DIRECTIVE = Exactly the lines from the line containing "Read all visible content and emit it as JSON." through the final line of the entries below must be returned, and only those, without pictures.

SUPPLIED MATERIAL =

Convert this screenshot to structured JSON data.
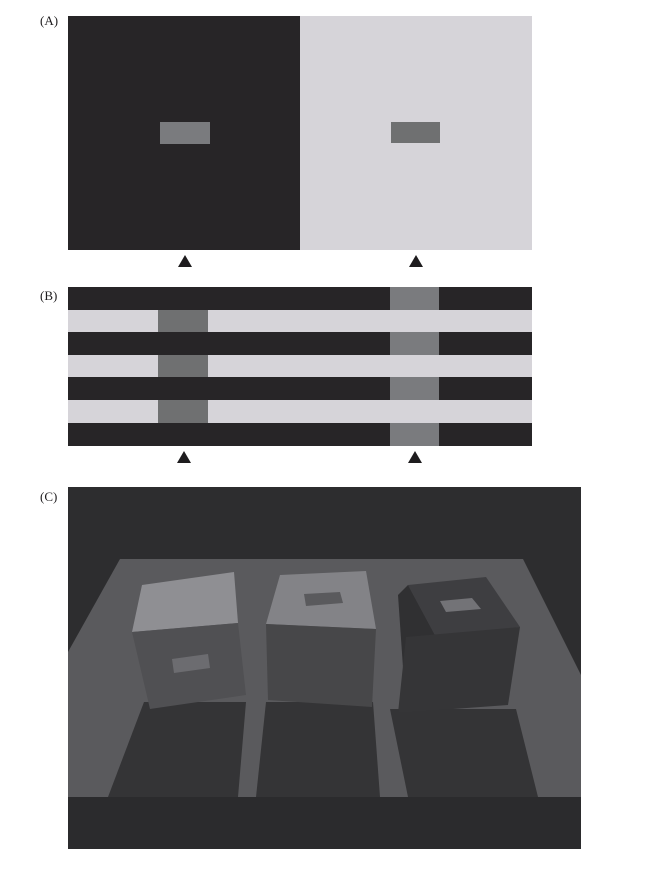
{
  "figure": {
    "panels": [
      {
        "id": "A",
        "label": "(A)"
      },
      {
        "id": "B",
        "label": "(B)"
      },
      {
        "id": "C",
        "label": "(C)"
      }
    ],
    "colors": {
      "dark": "#272527",
      "light": "#d6d4d9",
      "target_gray": "#7a7b7e",
      "target_gray_on_light": "#6f7071",
      "triangle": "#1e1c1e",
      "scene_background": "#2d2d2f",
      "scene_floor": "#5a5a5d",
      "scene_floor_dark": "#343436",
      "cube_top_light": "#8f8f93",
      "cube_top_mid": "#818185",
      "cube_top_dark": "#3e3e41",
      "cube_front": "#505053",
      "cube_side": "#3f3f42",
      "cube_dark_front": "#353537"
    },
    "markers": [
      "triangle-up-icon",
      "triangle-up-icon",
      "triangle-up-icon",
      "triangle-up-icon"
    ]
  }
}
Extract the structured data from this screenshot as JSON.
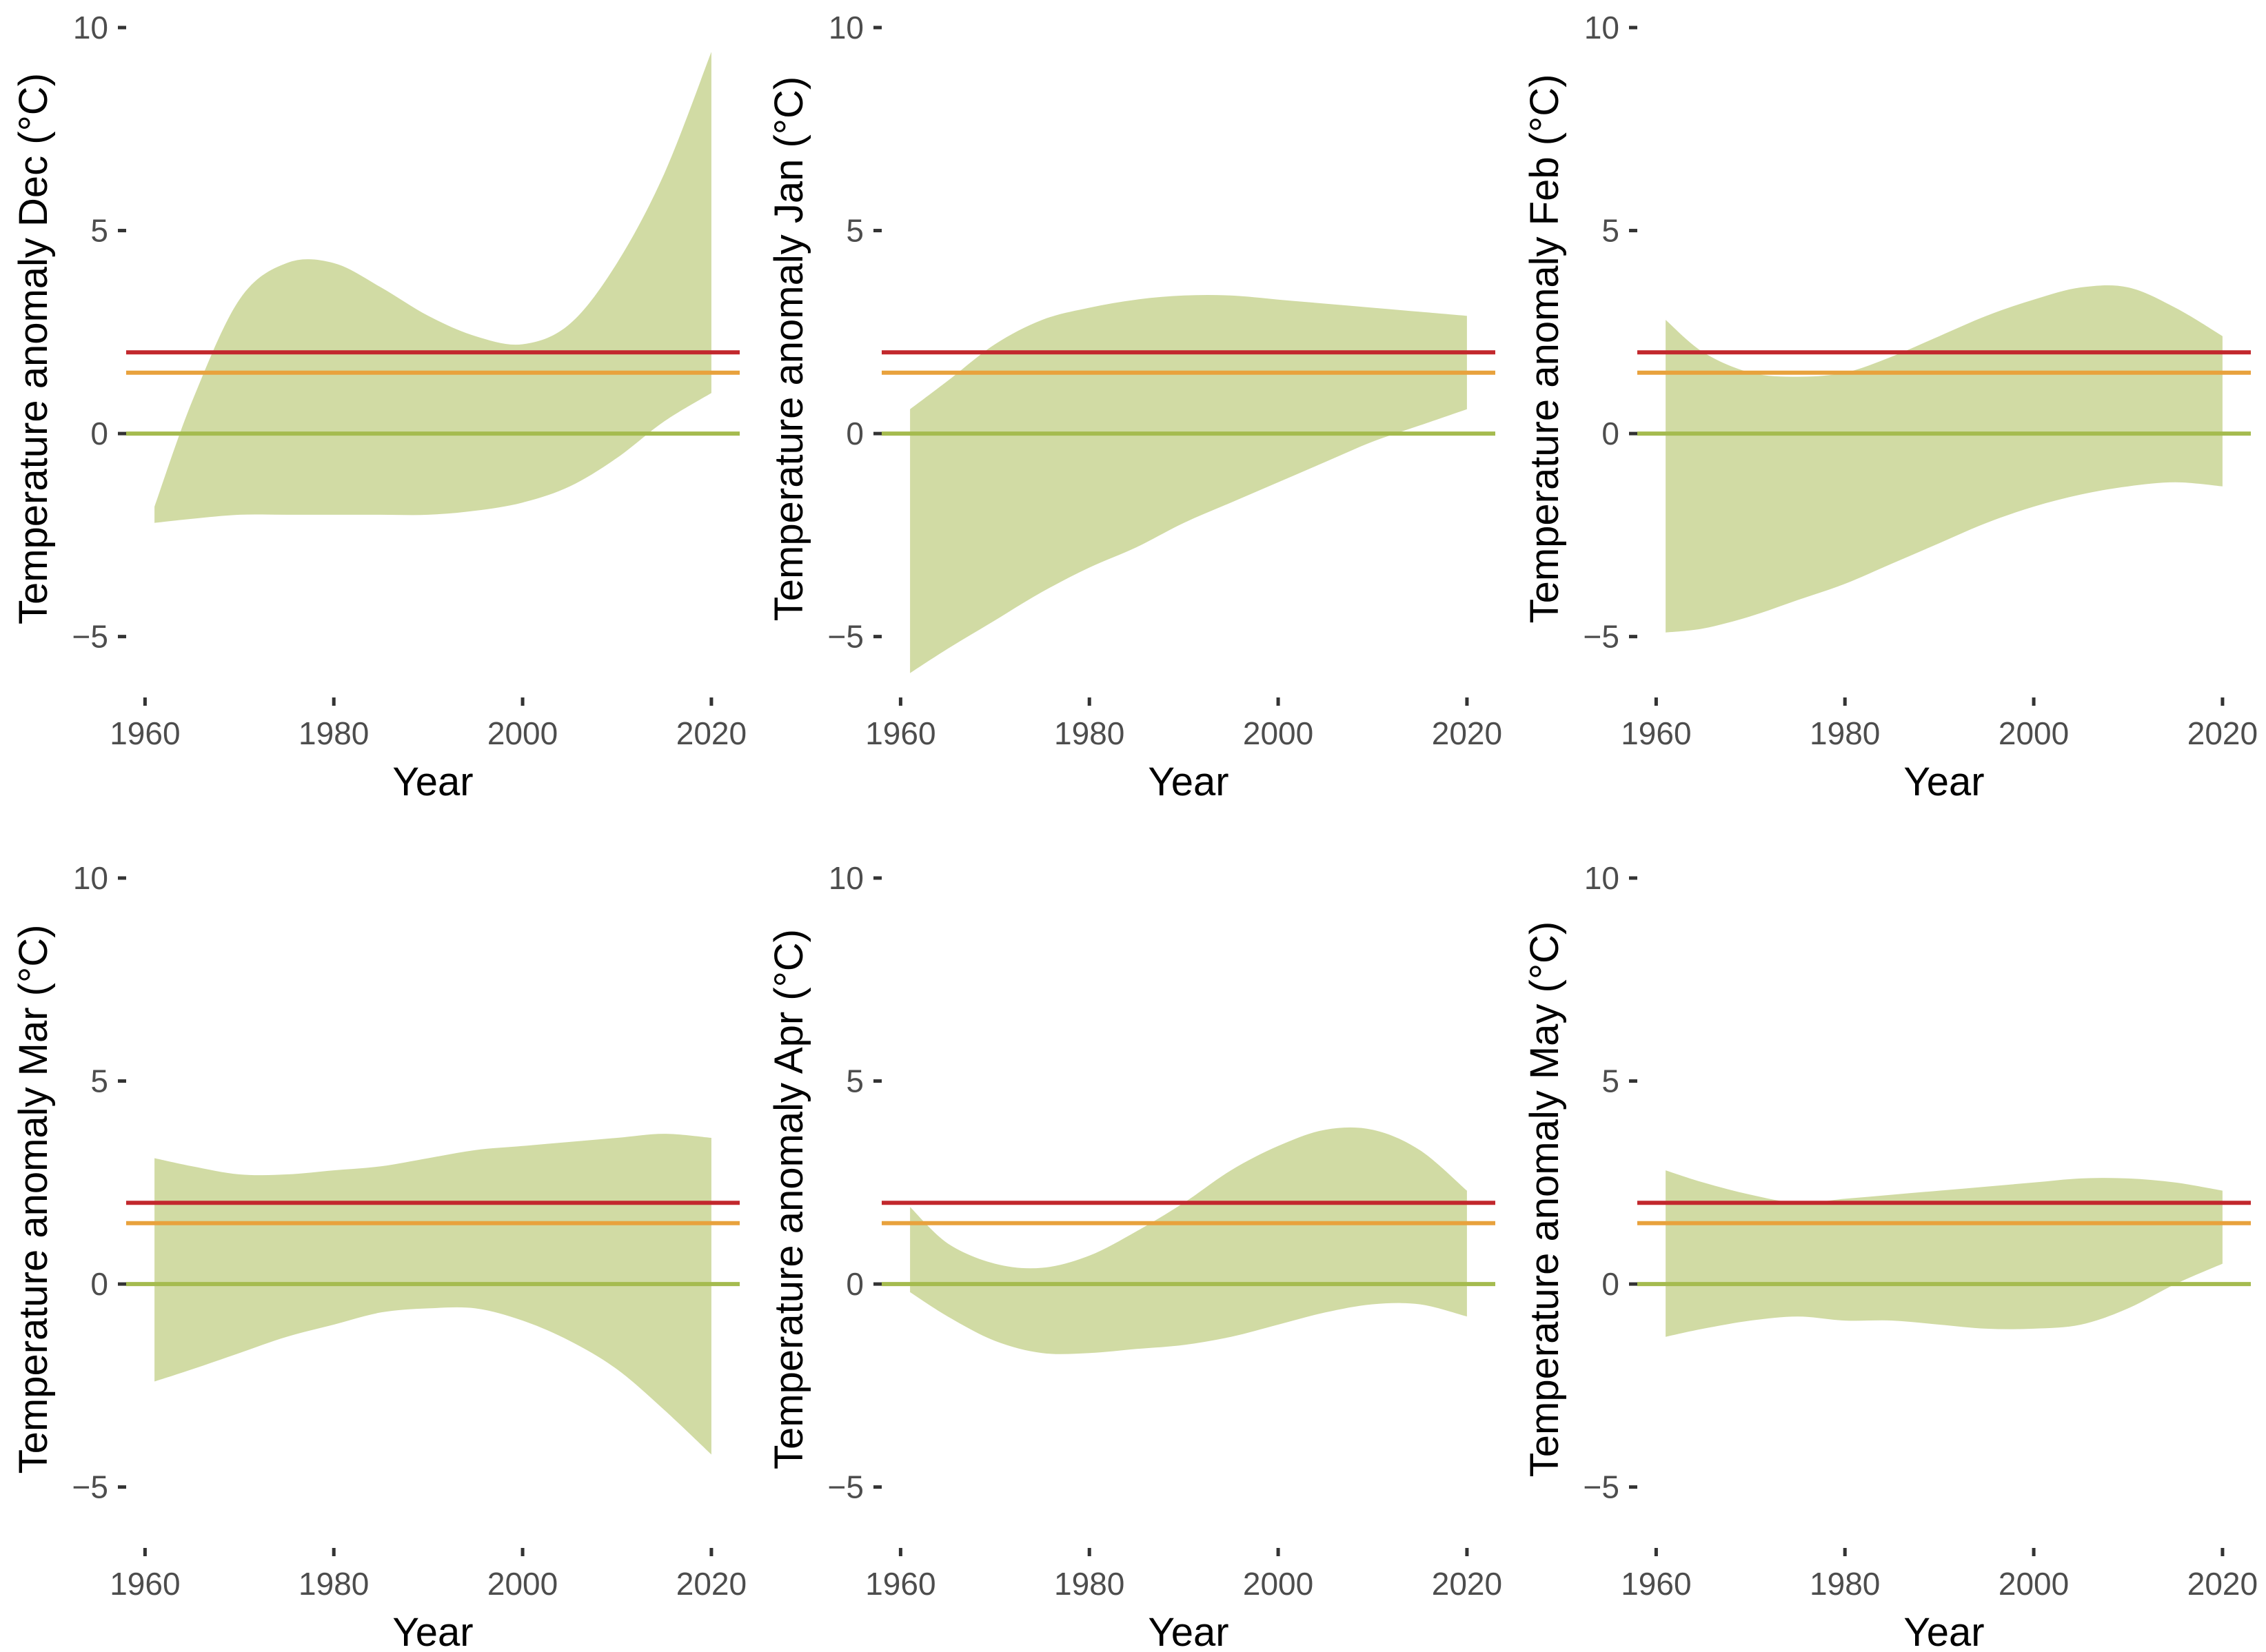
{
  "colors": {
    "band": "#d1dba4",
    "line_2": "#c2282d",
    "line_15": "#e8a23d",
    "line_0": "#a5bb4f",
    "tick": "#333333",
    "tick_text": "#4d4d4d"
  },
  "chart_data": [
    {
      "type": "area",
      "xlabel": "Year",
      "ylabel": "Temperature anomaly Dec (°C)",
      "xlim": [
        1958,
        2023
      ],
      "ylim": [
        -6.5,
        10
      ],
      "xticks": [
        1960,
        1980,
        2000,
        2020
      ],
      "yticks": [
        -5,
        0,
        5,
        10
      ],
      "hlines": [
        2.0,
        1.5,
        0.0
      ],
      "band": {
        "x": [
          1961,
          1965,
          1970,
          1975,
          1980,
          1985,
          1990,
          1995,
          2000,
          2005,
          2010,
          2015,
          2020
        ],
        "upper": [
          -1.8,
          0.8,
          3.3,
          4.2,
          4.2,
          3.6,
          2.9,
          2.4,
          2.2,
          2.7,
          4.2,
          6.4,
          9.4
        ],
        "lower": [
          -2.2,
          -2.1,
          -2.0,
          -2.0,
          -2.0,
          -2.0,
          -2.0,
          -1.9,
          -1.7,
          -1.3,
          -0.6,
          0.3,
          1.0
        ]
      }
    },
    {
      "type": "area",
      "xlabel": "Year",
      "ylabel": "Temperature anomaly Jan (°C)",
      "xlim": [
        1958,
        2023
      ],
      "ylim": [
        -6.5,
        10
      ],
      "xticks": [
        1960,
        1980,
        2000,
        2020
      ],
      "yticks": [
        -5,
        0,
        5,
        10
      ],
      "hlines": [
        2.0,
        1.5,
        0.0
      ],
      "band": {
        "x": [
          1961,
          1965,
          1970,
          1975,
          1980,
          1985,
          1990,
          1995,
          2000,
          2005,
          2010,
          2015,
          2020
        ],
        "upper": [
          0.6,
          1.3,
          2.2,
          2.8,
          3.1,
          3.3,
          3.4,
          3.4,
          3.3,
          3.2,
          3.1,
          3.0,
          2.9
        ],
        "lower": [
          -5.9,
          -5.3,
          -4.6,
          -3.9,
          -3.3,
          -2.8,
          -2.2,
          -1.7,
          -1.2,
          -0.7,
          -0.2,
          0.2,
          0.6
        ]
      }
    },
    {
      "type": "area",
      "xlabel": "Year",
      "ylabel": "Temperature anomaly Feb (°C)",
      "xlim": [
        1958,
        2023
      ],
      "ylim": [
        -6.5,
        10
      ],
      "xticks": [
        1960,
        1980,
        2000,
        2020
      ],
      "yticks": [
        -5,
        0,
        5,
        10
      ],
      "hlines": [
        2.0,
        1.5,
        0.0
      ],
      "band": {
        "x": [
          1961,
          1965,
          1970,
          1975,
          1980,
          1985,
          1990,
          1995,
          2000,
          2005,
          2010,
          2015,
          2020
        ],
        "upper": [
          2.8,
          2.0,
          1.5,
          1.4,
          1.5,
          1.9,
          2.4,
          2.9,
          3.3,
          3.6,
          3.6,
          3.1,
          2.4
        ],
        "lower": [
          -4.9,
          -4.8,
          -4.5,
          -4.1,
          -3.7,
          -3.2,
          -2.7,
          -2.2,
          -1.8,
          -1.5,
          -1.3,
          -1.2,
          -1.3
        ]
      }
    },
    {
      "type": "area",
      "xlabel": "Year",
      "ylabel": "Temperature anomaly Mar (°C)",
      "xlim": [
        1958,
        2023
      ],
      "ylim": [
        -6.5,
        10
      ],
      "xticks": [
        1960,
        1980,
        2000,
        2020
      ],
      "yticks": [
        -5,
        0,
        5,
        10
      ],
      "hlines": [
        2.0,
        1.5,
        0.0
      ],
      "band": {
        "x": [
          1961,
          1965,
          1970,
          1975,
          1980,
          1985,
          1990,
          1995,
          2000,
          2005,
          2010,
          2015,
          2020
        ],
        "upper": [
          3.1,
          2.9,
          2.7,
          2.7,
          2.8,
          2.9,
          3.1,
          3.3,
          3.4,
          3.5,
          3.6,
          3.7,
          3.6
        ],
        "lower": [
          -2.4,
          -2.1,
          -1.7,
          -1.3,
          -1.0,
          -0.7,
          -0.6,
          -0.6,
          -0.9,
          -1.4,
          -2.1,
          -3.1,
          -4.2
        ]
      }
    },
    {
      "type": "area",
      "xlabel": "Year",
      "ylabel": "Temperature anomaly Apr (°C)",
      "xlim": [
        1958,
        2023
      ],
      "ylim": [
        -6.5,
        10
      ],
      "xticks": [
        1960,
        1980,
        2000,
        2020
      ],
      "yticks": [
        -5,
        0,
        5,
        10
      ],
      "hlines": [
        2.0,
        1.5,
        0.0
      ],
      "band": {
        "x": [
          1961,
          1965,
          1970,
          1975,
          1980,
          1985,
          1990,
          1995,
          2000,
          2005,
          2010,
          2015,
          2020
        ],
        "upper": [
          1.9,
          1.0,
          0.5,
          0.4,
          0.7,
          1.3,
          2.0,
          2.8,
          3.4,
          3.8,
          3.8,
          3.3,
          2.3
        ],
        "lower": [
          -0.2,
          -0.8,
          -1.4,
          -1.7,
          -1.7,
          -1.6,
          -1.5,
          -1.3,
          -1.0,
          -0.7,
          -0.5,
          -0.5,
          -0.8
        ]
      }
    },
    {
      "type": "area",
      "xlabel": "Year",
      "ylabel": "Temperature anomaly May (°C)",
      "xlim": [
        1958,
        2023
      ],
      "ylim": [
        -6.5,
        10
      ],
      "xticks": [
        1960,
        1980,
        2000,
        2020
      ],
      "yticks": [
        -5,
        0,
        5,
        10
      ],
      "hlines": [
        2.0,
        1.5,
        0.0
      ],
      "band": {
        "x": [
          1961,
          1965,
          1970,
          1975,
          1980,
          1985,
          1990,
          1995,
          2000,
          2005,
          2010,
          2015,
          2020
        ],
        "upper": [
          2.8,
          2.5,
          2.2,
          2.0,
          2.1,
          2.2,
          2.3,
          2.4,
          2.5,
          2.6,
          2.6,
          2.5,
          2.3
        ],
        "lower": [
          -1.3,
          -1.1,
          -0.9,
          -0.8,
          -0.9,
          -0.9,
          -1.0,
          -1.1,
          -1.1,
          -1.0,
          -0.6,
          0.0,
          0.5
        ]
      }
    }
  ]
}
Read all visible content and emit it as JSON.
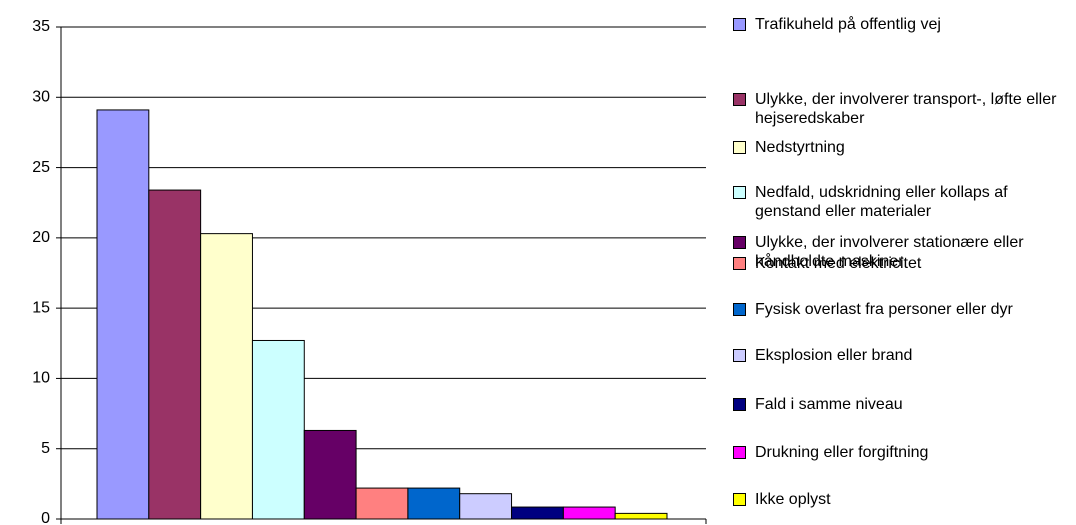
{
  "chart_data": {
    "type": "bar",
    "ylim": [
      0,
      35
    ],
    "yticks": [
      0,
      5,
      10,
      15,
      20,
      25,
      30,
      35
    ],
    "grid": true,
    "legend": "right",
    "series": [
      {
        "name": "Trafikuheld på offentlig vej",
        "color": "#9999ff",
        "values": [
          29.1
        ]
      },
      {
        "name": "Ulykke, der involverer transport-, løfte eller hejseredskaber",
        "color": "#993366",
        "values": [
          23.4
        ]
      },
      {
        "name": "Nedstyrtning",
        "color": "#ffffcc",
        "values": [
          20.3
        ]
      },
      {
        "name": "Nedfald, udskridning eller kollaps af genstand eller materialer",
        "color": "#ccffff",
        "values": [
          12.7
        ]
      },
      {
        "name": "Ulykke, der involverer stationære eller håndholdte maskiner",
        "color": "#660066",
        "values": [
          6.3
        ]
      },
      {
        "name": "Kontakt med elektricitet",
        "color": "#ff8080",
        "values": [
          2.2
        ]
      },
      {
        "name": "Fysisk overlast fra personer eller dyr",
        "color": "#0066cc",
        "values": [
          2.2
        ]
      },
      {
        "name": "Eksplosion eller brand",
        "color": "#ccccff",
        "values": [
          1.8
        ]
      },
      {
        "name": "Fald i samme niveau",
        "color": "#000080",
        "values": [
          0.85
        ]
      },
      {
        "name": "Drukning eller forgiftning",
        "color": "#ff00ff",
        "values": [
          0.85
        ]
      },
      {
        "name": "Ikke oplyst",
        "color": "#ffff00",
        "values": [
          0.4
        ]
      }
    ]
  }
}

SOLUTION TO THE PROBLEM =
Read all visible content and emit it as JSON.
{
  "chart_data": {
    "type": "bar",
    "ylim": [
      0,
      35
    ],
    "yticks": [
      0,
      5,
      10,
      15,
      20,
      25,
      30,
      35
    ],
    "grid": true,
    "legend": "right",
    "series": [
      {
        "name": "Trafikuheld på offentlig vej",
        "color": "#9999ff",
        "values": [
          29.1
        ]
      },
      {
        "name": "Ulykke, der involverer transport-, løfte eller hejseredskaber",
        "color": "#993366",
        "values": [
          23.4
        ]
      },
      {
        "name": "Nedstyrtning",
        "color": "#ffffcc",
        "values": [
          20.3
        ]
      },
      {
        "name": "Nedfald, udskridning eller kollaps af genstand eller materialer",
        "color": "#ccffff",
        "values": [
          12.7
        ]
      },
      {
        "name": "Ulykke, der involverer stationære eller håndholdte maskiner",
        "color": "#660066",
        "values": [
          6.3
        ]
      },
      {
        "name": "Kontakt med elektricitet",
        "color": "#ff8080",
        "values": [
          2.2
        ]
      },
      {
        "name": "Fysisk overlast fra personer eller dyr",
        "color": "#0066cc",
        "values": [
          2.2
        ]
      },
      {
        "name": "Eksplosion eller brand",
        "color": "#ccccff",
        "values": [
          1.8
        ]
      },
      {
        "name": "Fald i samme niveau",
        "color": "#000080",
        "values": [
          0.85
        ]
      },
      {
        "name": "Drukning eller forgiftning",
        "color": "#ff00ff",
        "values": [
          0.85
        ]
      },
      {
        "name": "Ikke oplyst",
        "color": "#ffff00",
        "values": [
          0.4
        ]
      }
    ]
  }
}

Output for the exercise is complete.